— Problem to work on —
Render the material again word for word, skipping the pictures in it.

— Provided records —
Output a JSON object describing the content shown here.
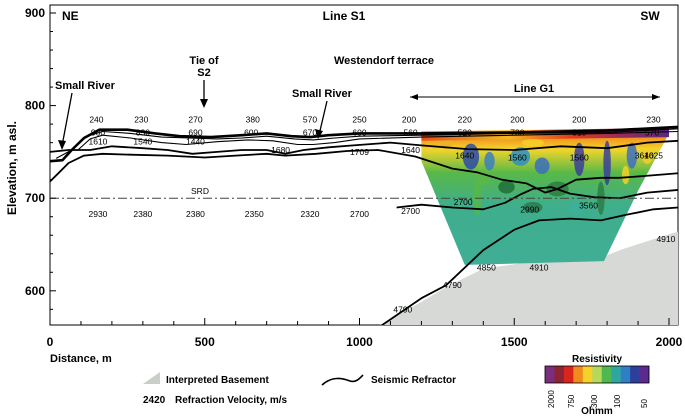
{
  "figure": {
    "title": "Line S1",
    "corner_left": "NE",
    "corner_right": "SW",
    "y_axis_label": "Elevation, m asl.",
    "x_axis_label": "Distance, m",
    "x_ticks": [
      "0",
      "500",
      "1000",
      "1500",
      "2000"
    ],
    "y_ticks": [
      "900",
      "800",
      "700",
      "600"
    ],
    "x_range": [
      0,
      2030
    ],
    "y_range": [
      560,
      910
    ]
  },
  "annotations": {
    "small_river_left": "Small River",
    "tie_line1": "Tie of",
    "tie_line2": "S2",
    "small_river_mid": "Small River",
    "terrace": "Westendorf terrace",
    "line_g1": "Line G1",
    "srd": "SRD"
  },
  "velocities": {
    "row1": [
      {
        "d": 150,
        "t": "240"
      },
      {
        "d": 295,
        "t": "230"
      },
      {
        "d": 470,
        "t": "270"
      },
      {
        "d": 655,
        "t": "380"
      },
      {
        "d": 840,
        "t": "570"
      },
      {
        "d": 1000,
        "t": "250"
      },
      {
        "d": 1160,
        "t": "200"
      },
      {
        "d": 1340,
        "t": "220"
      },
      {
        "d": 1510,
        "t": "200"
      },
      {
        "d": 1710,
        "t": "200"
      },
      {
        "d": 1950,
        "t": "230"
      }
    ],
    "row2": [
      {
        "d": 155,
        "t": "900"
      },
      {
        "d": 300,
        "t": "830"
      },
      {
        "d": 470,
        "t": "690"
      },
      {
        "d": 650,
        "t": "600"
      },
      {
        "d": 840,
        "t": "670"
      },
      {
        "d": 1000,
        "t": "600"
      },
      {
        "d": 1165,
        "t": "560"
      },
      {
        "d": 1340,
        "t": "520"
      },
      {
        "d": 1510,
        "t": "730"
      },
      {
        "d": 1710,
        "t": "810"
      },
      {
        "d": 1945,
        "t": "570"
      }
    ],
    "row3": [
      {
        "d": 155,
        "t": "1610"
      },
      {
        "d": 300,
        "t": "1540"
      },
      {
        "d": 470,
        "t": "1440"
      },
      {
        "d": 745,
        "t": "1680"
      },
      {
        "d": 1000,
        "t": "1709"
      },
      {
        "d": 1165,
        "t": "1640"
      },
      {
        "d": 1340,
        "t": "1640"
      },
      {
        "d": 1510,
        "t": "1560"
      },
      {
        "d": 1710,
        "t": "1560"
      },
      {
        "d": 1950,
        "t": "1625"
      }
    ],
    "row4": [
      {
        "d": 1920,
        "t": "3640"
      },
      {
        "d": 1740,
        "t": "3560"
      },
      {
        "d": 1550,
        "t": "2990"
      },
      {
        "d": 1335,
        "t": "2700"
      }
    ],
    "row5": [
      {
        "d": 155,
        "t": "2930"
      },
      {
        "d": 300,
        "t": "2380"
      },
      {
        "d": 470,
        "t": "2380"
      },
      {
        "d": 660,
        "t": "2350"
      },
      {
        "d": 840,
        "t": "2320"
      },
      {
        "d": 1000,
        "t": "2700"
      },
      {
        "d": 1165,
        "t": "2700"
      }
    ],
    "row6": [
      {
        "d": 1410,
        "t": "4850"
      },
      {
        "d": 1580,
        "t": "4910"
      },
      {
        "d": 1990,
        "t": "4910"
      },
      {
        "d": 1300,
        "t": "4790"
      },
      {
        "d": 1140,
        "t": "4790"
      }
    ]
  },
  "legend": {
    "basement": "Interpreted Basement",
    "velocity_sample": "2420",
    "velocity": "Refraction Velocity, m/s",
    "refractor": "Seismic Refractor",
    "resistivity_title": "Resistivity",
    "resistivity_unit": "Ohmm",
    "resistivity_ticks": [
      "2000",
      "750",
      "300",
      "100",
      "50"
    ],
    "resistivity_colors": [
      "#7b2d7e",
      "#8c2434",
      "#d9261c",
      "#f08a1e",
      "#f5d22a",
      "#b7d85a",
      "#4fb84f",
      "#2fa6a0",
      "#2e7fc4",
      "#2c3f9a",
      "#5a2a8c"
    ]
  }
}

— Exercise solution —
Output a JSON object describing the content shown here.
{
  "figure": {
    "title": "Line S1",
    "corner_left": "NE",
    "corner_right": "SW",
    "y_axis_label": "Elevation, m asl.",
    "x_axis_label": "Distance, m",
    "x_ticks": [
      "0",
      "500",
      "1000",
      "1500",
      "2000"
    ],
    "y_ticks": [
      "900",
      "800",
      "700",
      "600"
    ],
    "x_range": [
      0,
      2030
    ],
    "y_range": [
      560,
      910
    ]
  },
  "annotations": {
    "small_river_left": "Small River",
    "tie_line1": "Tie of",
    "tie_line2": "S2",
    "small_river_mid": "Small River",
    "terrace": "Westendorf terrace",
    "line_g1": "Line G1",
    "srd": "SRD"
  },
  "velocities": {
    "row1": [
      {
        "d": 150,
        "t": "240"
      },
      {
        "d": 295,
        "t": "230"
      },
      {
        "d": 470,
        "t": "270"
      },
      {
        "d": 655,
        "t": "380"
      },
      {
        "d": 840,
        "t": "570"
      },
      {
        "d": 1000,
        "t": "250"
      },
      {
        "d": 1160,
        "t": "200"
      },
      {
        "d": 1340,
        "t": "220"
      },
      {
        "d": 1510,
        "t": "200"
      },
      {
        "d": 1710,
        "t": "200"
      },
      {
        "d": 1950,
        "t": "230"
      }
    ],
    "row2": [
      {
        "d": 155,
        "t": "900"
      },
      {
        "d": 300,
        "t": "830"
      },
      {
        "d": 470,
        "t": "690"
      },
      {
        "d": 650,
        "t": "600"
      },
      {
        "d": 840,
        "t": "670"
      },
      {
        "d": 1000,
        "t": "600"
      },
      {
        "d": 1165,
        "t": "560"
      },
      {
        "d": 1340,
        "t": "520"
      },
      {
        "d": 1510,
        "t": "730"
      },
      {
        "d": 1710,
        "t": "810"
      },
      {
        "d": 1945,
        "t": "570"
      }
    ],
    "row3": [
      {
        "d": 155,
        "t": "1610"
      },
      {
        "d": 300,
        "t": "1540"
      },
      {
        "d": 470,
        "t": "1440"
      },
      {
        "d": 745,
        "t": "1680"
      },
      {
        "d": 1000,
        "t": "1709"
      },
      {
        "d": 1165,
        "t": "1640"
      },
      {
        "d": 1340,
        "t": "1640"
      },
      {
        "d": 1510,
        "t": "1560"
      },
      {
        "d": 1710,
        "t": "1560"
      },
      {
        "d": 1950,
        "t": "1625"
      }
    ],
    "row4": [
      {
        "d": 1920,
        "t": "3640"
      },
      {
        "d": 1740,
        "t": "3560"
      },
      {
        "d": 1550,
        "t": "2990"
      },
      {
        "d": 1335,
        "t": "2700"
      }
    ],
    "row5": [
      {
        "d": 155,
        "t": "2930"
      },
      {
        "d": 300,
        "t": "2380"
      },
      {
        "d": 470,
        "t": "2380"
      },
      {
        "d": 660,
        "t": "2350"
      },
      {
        "d": 840,
        "t": "2320"
      },
      {
        "d": 1000,
        "t": "2700"
      },
      {
        "d": 1165,
        "t": "2700"
      }
    ],
    "row6": [
      {
        "d": 1410,
        "t": "4850"
      },
      {
        "d": 1580,
        "t": "4910"
      },
      {
        "d": 1990,
        "t": "4910"
      },
      {
        "d": 1300,
        "t": "4790"
      },
      {
        "d": 1140,
        "t": "4790"
      }
    ]
  },
  "legend": {
    "basement": "Interpreted Basement",
    "velocity_sample": "2420",
    "velocity": "Refraction Velocity, m/s",
    "refractor": "Seismic Refractor",
    "resistivity_title": "Resistivity",
    "resistivity_unit": "Ohmm",
    "resistivity_ticks": [
      "2000",
      "750",
      "300",
      "100",
      "50"
    ],
    "resistivity_colors": [
      "#7b2d7e",
      "#8c2434",
      "#d9261c",
      "#f08a1e",
      "#f5d22a",
      "#b7d85a",
      "#4fb84f",
      "#2fa6a0",
      "#2e7fc4",
      "#2c3f9a",
      "#5a2a8c"
    ]
  }
}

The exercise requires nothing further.